▶ Available data

------

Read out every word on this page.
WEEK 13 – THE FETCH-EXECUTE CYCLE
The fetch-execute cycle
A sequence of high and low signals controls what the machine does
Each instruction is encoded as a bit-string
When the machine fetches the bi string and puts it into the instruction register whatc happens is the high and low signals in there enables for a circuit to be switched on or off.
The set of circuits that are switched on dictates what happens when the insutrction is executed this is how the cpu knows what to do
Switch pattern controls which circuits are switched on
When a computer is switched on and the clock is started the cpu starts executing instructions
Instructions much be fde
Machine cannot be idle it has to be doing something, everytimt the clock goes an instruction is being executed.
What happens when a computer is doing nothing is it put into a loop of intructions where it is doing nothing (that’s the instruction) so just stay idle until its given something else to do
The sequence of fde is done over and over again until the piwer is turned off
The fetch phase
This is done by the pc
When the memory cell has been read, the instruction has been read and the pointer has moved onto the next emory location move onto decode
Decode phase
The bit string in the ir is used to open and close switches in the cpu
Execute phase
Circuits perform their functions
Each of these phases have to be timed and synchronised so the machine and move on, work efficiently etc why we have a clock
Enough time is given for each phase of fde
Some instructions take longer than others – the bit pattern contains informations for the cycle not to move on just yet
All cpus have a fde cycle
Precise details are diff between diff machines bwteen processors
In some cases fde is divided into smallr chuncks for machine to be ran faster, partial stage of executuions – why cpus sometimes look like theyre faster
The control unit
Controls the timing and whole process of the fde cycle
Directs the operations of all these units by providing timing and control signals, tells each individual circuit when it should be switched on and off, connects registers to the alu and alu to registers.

------

▶ Given request
Retype every record above exactly as written.

▶ Answer to the task
Read out every word on this page.
WEEK 13 – THE FETCH-EXECUTE CYCLE
The fetch-execute cycle
A sequence of high and low signals controls what the machine does
Each instruction is encoded as a bit-string
When the machine fetches the bi string and puts it into the instruction register whatc happens is the high and low signals in there enables for a circuit to be switched on or off.
The set of circuits that are switched on dictates what happens when the insutrction is executed this is how the cpu knows what to do
Switch pattern controls which circuits are switched on
When a computer is switched on and the clock is started the cpu starts executing instructions
Instructions much be fde
Machine cannot be idle it has to be doing something, everytimt the clock goes an instruction is being executed.
What happens when a computer is doing nothing is it put into a loop of intructions where it is doing nothing (that’s the instruction) so just stay idle until its given something else to do
The sequence of fde is done over and over again until the piwer is turned off
The fetch phase
This is done by the pc
When the memory cell has been read, the instruction has been read and the pointer has moved onto the next emory location move onto decode
Decode phase
The bit string in the ir is used to open and close switches in the cpu
Execute phase
Circuits perform their functions
Each of these phases have to be timed and synchronised so the machine and move on, work efficiently etc why we have a clock
Enough time is given for each phase of fde
Some instructions take longer than others – the bit pattern contains informations for the cycle not to move on just yet
All cpus have a fde cycle
Precise details are diff between diff machines bwteen processors
In some cases fde is divided into smallr chuncks for machine to be ran faster, partial stage of executuions – why cpus sometimes look like theyre faster
The control unit
Controls the timing and whole process of the fde cycle
Directs the operations of all these units by providing timing and control signals, tells each individual circuit when it should be switched on and off, connects registers to the alu and alu to registers.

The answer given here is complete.